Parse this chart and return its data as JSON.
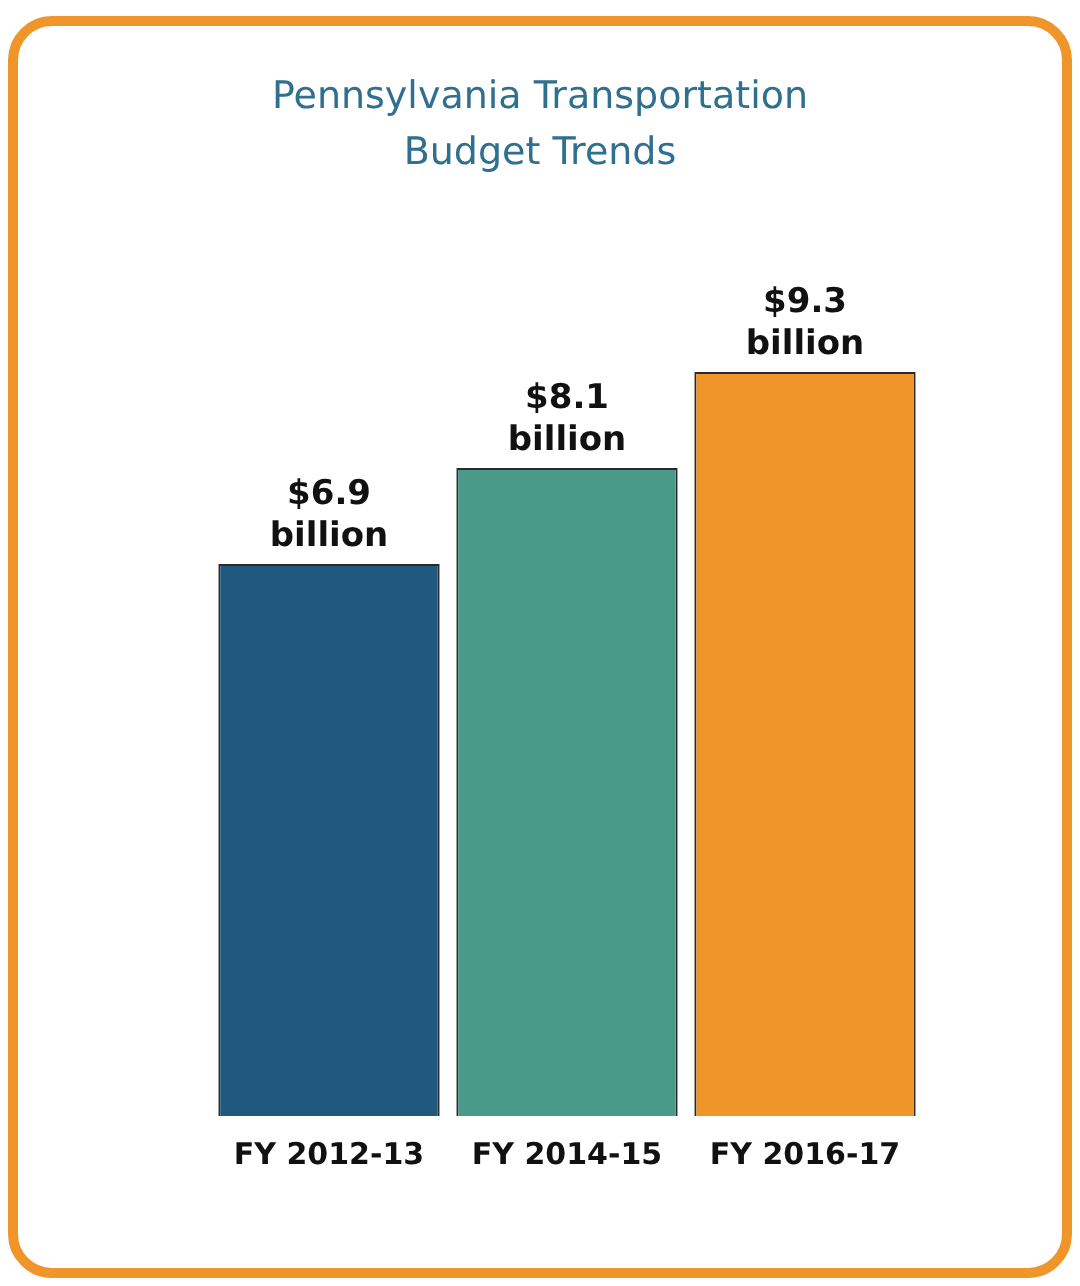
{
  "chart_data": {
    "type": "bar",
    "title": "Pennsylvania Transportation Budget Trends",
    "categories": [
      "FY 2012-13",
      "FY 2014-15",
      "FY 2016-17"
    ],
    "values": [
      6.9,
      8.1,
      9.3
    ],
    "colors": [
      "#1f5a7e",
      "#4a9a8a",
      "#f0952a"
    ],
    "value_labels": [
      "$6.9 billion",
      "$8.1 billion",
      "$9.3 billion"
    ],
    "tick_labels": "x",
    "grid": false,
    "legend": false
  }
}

**GOAL OF THE EXERCISE**: Set every line down exactly as written, leaving each picture out.

**THE OUTPUT**:
Parse this chart and return its data as JSON.
{
  "chart_data": {
    "type": "bar",
    "title": "Pennsylvania Transportation Budget Trends",
    "categories": [
      "FY 2012-13",
      "FY 2014-15",
      "FY 2016-17"
    ],
    "values": [
      6.9,
      8.1,
      9.3
    ],
    "colors": [
      "#1f5a7e",
      "#4a9a8a",
      "#f0952a"
    ],
    "value_labels": [
      "$6.9 billion",
      "$8.1 billion",
      "$9.3 billion"
    ],
    "tick_labels": "x",
    "grid": false,
    "legend": false
  }
}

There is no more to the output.